* **Exercise requirements**: All of the records below need to be copied exactly.

Extracts from a graphics dataset
--- Begin ---

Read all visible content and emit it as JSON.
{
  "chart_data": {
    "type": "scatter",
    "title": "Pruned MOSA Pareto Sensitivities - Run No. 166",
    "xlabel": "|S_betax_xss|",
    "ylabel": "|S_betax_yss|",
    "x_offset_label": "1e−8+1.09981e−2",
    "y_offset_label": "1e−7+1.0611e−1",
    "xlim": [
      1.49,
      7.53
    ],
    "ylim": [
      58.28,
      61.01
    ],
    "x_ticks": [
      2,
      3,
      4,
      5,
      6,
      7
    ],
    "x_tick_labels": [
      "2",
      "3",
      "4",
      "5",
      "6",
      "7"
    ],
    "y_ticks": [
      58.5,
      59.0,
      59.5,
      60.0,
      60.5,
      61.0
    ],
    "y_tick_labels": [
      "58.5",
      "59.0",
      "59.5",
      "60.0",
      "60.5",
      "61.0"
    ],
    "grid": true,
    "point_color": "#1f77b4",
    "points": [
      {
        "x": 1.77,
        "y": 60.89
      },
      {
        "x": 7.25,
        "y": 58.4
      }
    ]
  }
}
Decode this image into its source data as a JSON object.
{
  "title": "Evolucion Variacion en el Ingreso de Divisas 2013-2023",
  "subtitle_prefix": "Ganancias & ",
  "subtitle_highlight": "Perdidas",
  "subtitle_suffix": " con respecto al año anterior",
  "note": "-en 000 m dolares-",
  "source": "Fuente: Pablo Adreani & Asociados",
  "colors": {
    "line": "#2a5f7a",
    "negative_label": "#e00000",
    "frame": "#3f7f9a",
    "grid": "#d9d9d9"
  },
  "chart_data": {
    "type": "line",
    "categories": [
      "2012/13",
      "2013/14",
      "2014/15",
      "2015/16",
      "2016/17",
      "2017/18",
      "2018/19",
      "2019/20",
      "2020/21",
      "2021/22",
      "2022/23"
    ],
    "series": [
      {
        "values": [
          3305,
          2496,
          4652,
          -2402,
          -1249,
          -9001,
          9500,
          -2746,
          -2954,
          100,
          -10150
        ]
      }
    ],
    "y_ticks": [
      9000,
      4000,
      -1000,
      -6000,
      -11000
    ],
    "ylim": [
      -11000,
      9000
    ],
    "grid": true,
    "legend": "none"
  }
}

--- End ---

* **Exercise response**:
Read all visible content and emit it as JSON.
{
  "chart_data": {
    "type": "scatter",
    "title": "Pruned MOSA Pareto Sensitivities - Run No. 166",
    "xlabel": "|S_betax_xss|",
    "ylabel": "|S_betax_yss|",
    "x_offset_label": "1e−8+1.09981e−2",
    "y_offset_label": "1e−7+1.0611e−1",
    "xlim": [
      1.49,
      7.53
    ],
    "ylim": [
      58.28,
      61.01
    ],
    "x_ticks": [
      2,
      3,
      4,
      5,
      6,
      7
    ],
    "x_tick_labels": [
      "2",
      "3",
      "4",
      "5",
      "6",
      "7"
    ],
    "y_ticks": [
      58.5,
      59.0,
      59.5,
      60.0,
      60.5,
      61.0
    ],
    "y_tick_labels": [
      "58.5",
      "59.0",
      "59.5",
      "60.0",
      "60.5",
      "61.0"
    ],
    "grid": true,
    "point_color": "#1f77b4",
    "points": [
      {
        "x": 1.77,
        "y": 60.89
      },
      {
        "x": 7.25,
        "y": 58.4
      }
    ]
  }
}
Decode this image into its source data as a JSON object.
{
  "title": "Evolucion Variacion en el Ingreso de Divisas 2013-2023",
  "subtitle_prefix": "Ganancias & ",
  "subtitle_highlight": "Perdidas",
  "subtitle_suffix": " con respecto al año anterior",
  "note": "-en 000 m dolares-",
  "source": "Fuente: Pablo Adreani & Asociados",
  "colors": {
    "line": "#2a5f7a",
    "negative_label": "#e00000",
    "frame": "#3f7f9a",
    "grid": "#d9d9d9"
  },
  "chart_data": {
    "type": "line",
    "categories": [
      "2012/13",
      "2013/14",
      "2014/15",
      "2015/16",
      "2016/17",
      "2017/18",
      "2018/19",
      "2019/20",
      "2020/21",
      "2021/22",
      "2022/23"
    ],
    "series": [
      {
        "values": [
          3305,
          2496,
          4652,
          -2402,
          -1249,
          -9001,
          9500,
          -2746,
          -2954,
          100,
          -10150
        ]
      }
    ],
    "y_ticks": [
      9000,
      4000,
      -1000,
      -6000,
      -11000
    ],
    "ylim": [
      -11000,
      9000
    ],
    "grid": true,
    "legend": "none"
  }
}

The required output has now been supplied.